(A block of data)
########################################

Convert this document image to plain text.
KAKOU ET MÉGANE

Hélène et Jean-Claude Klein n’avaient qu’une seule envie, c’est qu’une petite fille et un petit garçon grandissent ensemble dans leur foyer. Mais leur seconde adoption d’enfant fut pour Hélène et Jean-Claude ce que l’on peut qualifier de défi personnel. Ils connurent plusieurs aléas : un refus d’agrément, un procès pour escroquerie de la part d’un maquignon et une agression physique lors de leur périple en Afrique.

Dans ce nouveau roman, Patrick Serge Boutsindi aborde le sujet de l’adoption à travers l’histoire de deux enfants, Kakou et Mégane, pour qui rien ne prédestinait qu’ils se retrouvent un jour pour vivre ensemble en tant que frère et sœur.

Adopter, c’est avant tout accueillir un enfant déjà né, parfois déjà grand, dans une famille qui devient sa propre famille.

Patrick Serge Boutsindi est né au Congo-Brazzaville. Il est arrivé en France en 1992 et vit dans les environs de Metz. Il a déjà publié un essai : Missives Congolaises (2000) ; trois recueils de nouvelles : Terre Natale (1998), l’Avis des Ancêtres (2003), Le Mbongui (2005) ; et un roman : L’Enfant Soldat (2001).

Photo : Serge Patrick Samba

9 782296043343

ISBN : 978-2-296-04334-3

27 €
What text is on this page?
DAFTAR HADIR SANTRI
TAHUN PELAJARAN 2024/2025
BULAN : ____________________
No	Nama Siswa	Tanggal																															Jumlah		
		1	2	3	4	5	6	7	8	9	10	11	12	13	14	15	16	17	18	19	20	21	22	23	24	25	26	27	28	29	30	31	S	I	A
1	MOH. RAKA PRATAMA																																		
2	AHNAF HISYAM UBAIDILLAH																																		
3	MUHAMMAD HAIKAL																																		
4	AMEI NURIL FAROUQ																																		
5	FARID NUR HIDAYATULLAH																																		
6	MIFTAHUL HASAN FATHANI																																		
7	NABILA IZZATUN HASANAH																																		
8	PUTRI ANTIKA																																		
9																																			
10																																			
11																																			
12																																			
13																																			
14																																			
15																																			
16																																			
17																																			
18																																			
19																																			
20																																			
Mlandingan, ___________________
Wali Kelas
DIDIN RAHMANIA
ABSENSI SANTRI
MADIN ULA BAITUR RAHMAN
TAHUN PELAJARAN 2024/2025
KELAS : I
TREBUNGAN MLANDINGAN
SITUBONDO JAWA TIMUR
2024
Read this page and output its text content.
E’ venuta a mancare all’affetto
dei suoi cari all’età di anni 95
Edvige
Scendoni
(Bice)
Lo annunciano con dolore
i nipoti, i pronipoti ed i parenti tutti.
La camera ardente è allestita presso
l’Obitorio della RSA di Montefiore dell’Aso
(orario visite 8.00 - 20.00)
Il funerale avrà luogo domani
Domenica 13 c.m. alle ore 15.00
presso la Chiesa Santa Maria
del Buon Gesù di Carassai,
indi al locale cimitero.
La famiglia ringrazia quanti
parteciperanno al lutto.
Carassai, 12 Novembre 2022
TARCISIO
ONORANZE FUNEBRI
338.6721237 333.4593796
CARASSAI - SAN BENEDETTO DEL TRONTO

########################################

Extract all of the data exactly as written.

(Complete output):
Convert this document image to plain text.
KAKOU ET MÉGANE

Hélène et Jean-Claude Klein n’avaient qu’une seule envie, c’est qu’une petite fille et un petit garçon grandissent ensemble dans leur foyer. Mais leur seconde adoption d’enfant fut pour Hélène et Jean-Claude ce que l’on peut qualifier de défi personnel. Ils connurent plusieurs aléas : un refus d’agrément, un procès pour escroquerie de la part d’un maquignon et une agression physique lors de leur périple en Afrique.

Dans ce nouveau roman, Patrick Serge Boutsindi aborde le sujet de l’adoption à travers l’histoire de deux enfants, Kakou et Mégane, pour qui rien ne prédestinait qu’ils se retrouvent un jour pour vivre ensemble en tant que frère et sœur.

Adopter, c’est avant tout accueillir un enfant déjà né, parfois déjà grand, dans une famille qui devient sa propre famille.

Patrick Serge Boutsindi est né au Congo-Brazzaville. Il est arrivé en France en 1992 et vit dans les environs de Metz. Il a déjà publié un essai : Missives Congolaises (2000) ; trois recueils de nouvelles : Terre Natale (1998), l’Avis des Ancêtres (2003), Le Mbongui (2005) ; et un roman : L’Enfant Soldat (2001).

Photo : Serge Patrick Samba

9 782296043343

ISBN : 978-2-296-04334-3

27 €
What text is on this page?
DAFTAR HADIR SANTRI
TAHUN PELAJARAN 2024/2025
BULAN : ____________________
No	Nama Siswa	Tanggal																															Jumlah		
		1	2	3	4	5	6	7	8	9	10	11	12	13	14	15	16	17	18	19	20	21	22	23	24	25	26	27	28	29	30	31	S	I	A
1	MOH. RAKA PRATAMA																																		
2	AHNAF HISYAM UBAIDILLAH																																		
3	MUHAMMAD HAIKAL																																		
4	AMEI NURIL FAROUQ																																		
5	FARID NUR HIDAYATULLAH																																		
6	MIFTAHUL HASAN FATHANI																																		
7	NABILA IZZATUN HASANAH																																		
8	PUTRI ANTIKA																																		
9																																			
10																																			
11																																			
12																																			
13																																			
14																																			
15																																			
16																																			
17																																			
18																																			
19																																			
20																																			
Mlandingan, ___________________
Wali Kelas
DIDIN RAHMANIA
ABSENSI SANTRI
MADIN ULA BAITUR RAHMAN
TAHUN PELAJARAN 2024/2025
KELAS : I
TREBUNGAN MLANDINGAN
SITUBONDO JAWA TIMUR
2024
Read this page and output its text content.
E’ venuta a mancare all’affetto
dei suoi cari all’età di anni 95
Edvige
Scendoni
(Bice)
Lo annunciano con dolore
i nipoti, i pronipoti ed i parenti tutti.
La camera ardente è allestita presso
l’Obitorio della RSA di Montefiore dell’Aso
(orario visite 8.00 - 20.00)
Il funerale avrà luogo domani
Domenica 13 c.m. alle ore 15.00
presso la Chiesa Santa Maria
del Buon Gesù di Carassai,
indi al locale cimitero.
La famiglia ringrazia quanti
parteciperanno al lutto.
Carassai, 12 Novembre 2022
TARCISIO
ONORANZE FUNEBRI
338.6721237 333.4593796
CARASSAI - SAN BENEDETTO DEL TRONTO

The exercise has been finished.